Dataset entries:
--- Begin ---
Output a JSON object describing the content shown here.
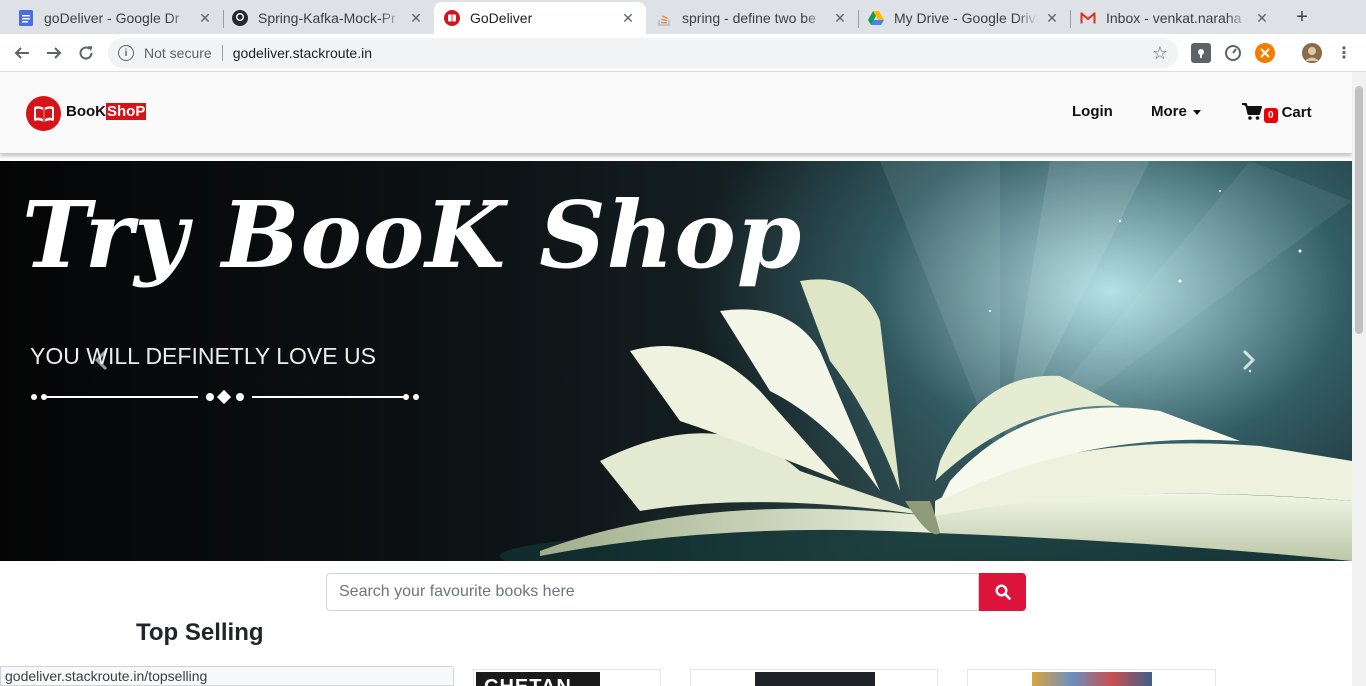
{
  "browser": {
    "tabs": [
      {
        "title": "goDeliver - Google Dr",
        "icon": "google-docs-icon",
        "active": false
      },
      {
        "title": "Spring-Kafka-Mock-Pr",
        "icon": "github-icon",
        "active": false
      },
      {
        "title": "GoDeliver",
        "icon": "godeliver-icon",
        "active": true
      },
      {
        "title": "spring - define two be",
        "icon": "stackoverflow-icon",
        "active": false
      },
      {
        "title": "My Drive - Google Driv",
        "icon": "google-drive-icon",
        "active": false
      },
      {
        "title": "Inbox - venkat.naraha",
        "icon": "gmail-icon",
        "active": false
      }
    ],
    "security_label": "Not secure",
    "url": "godeliver.stackroute.in",
    "status_url": "godeliver.stackroute.in/topselling"
  },
  "navbar": {
    "brand_part1": "BooK",
    "brand_part2": "ShoP",
    "login": "Login",
    "more": "More",
    "cart_count": "0",
    "cart": "Cart"
  },
  "hero": {
    "title": "Try BooK Shop",
    "subtitle": "YOU WILL DEFINETLY LOVE US"
  },
  "search": {
    "placeholder": "Search your favourite books here"
  },
  "top_selling": {
    "title": "Top Selling",
    "first_cover_text": "CHETAN"
  },
  "colors": {
    "brand_red": "#d7131a",
    "search_button": "#dc143c",
    "badge": "#ee0000"
  }
}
--- End ---
*Aim of the task*:
Reproduce the entries above without change, omitting all pictures.

*Written solution*:
Output a JSON object describing the content shown here.
{
  "browser": {
    "tabs": [
      {
        "title": "goDeliver - Google Dr",
        "icon": "google-docs-icon",
        "active": false
      },
      {
        "title": "Spring-Kafka-Mock-Pr",
        "icon": "github-icon",
        "active": false
      },
      {
        "title": "GoDeliver",
        "icon": "godeliver-icon",
        "active": true
      },
      {
        "title": "spring - define two be",
        "icon": "stackoverflow-icon",
        "active": false
      },
      {
        "title": "My Drive - Google Driv",
        "icon": "google-drive-icon",
        "active": false
      },
      {
        "title": "Inbox - venkat.naraha",
        "icon": "gmail-icon",
        "active": false
      }
    ],
    "security_label": "Not secure",
    "url": "godeliver.stackroute.in",
    "status_url": "godeliver.stackroute.in/topselling"
  },
  "navbar": {
    "brand_part1": "BooK",
    "brand_part2": "ShoP",
    "login": "Login",
    "more": "More",
    "cart_count": "0",
    "cart": "Cart"
  },
  "hero": {
    "title": "Try BooK Shop",
    "subtitle": "YOU WILL DEFINETLY LOVE US"
  },
  "search": {
    "placeholder": "Search your favourite books here"
  },
  "top_selling": {
    "title": "Top Selling",
    "first_cover_text": "CHETAN"
  },
  "colors": {
    "brand_red": "#d7131a",
    "search_button": "#dc143c",
    "badge": "#ee0000"
  }
}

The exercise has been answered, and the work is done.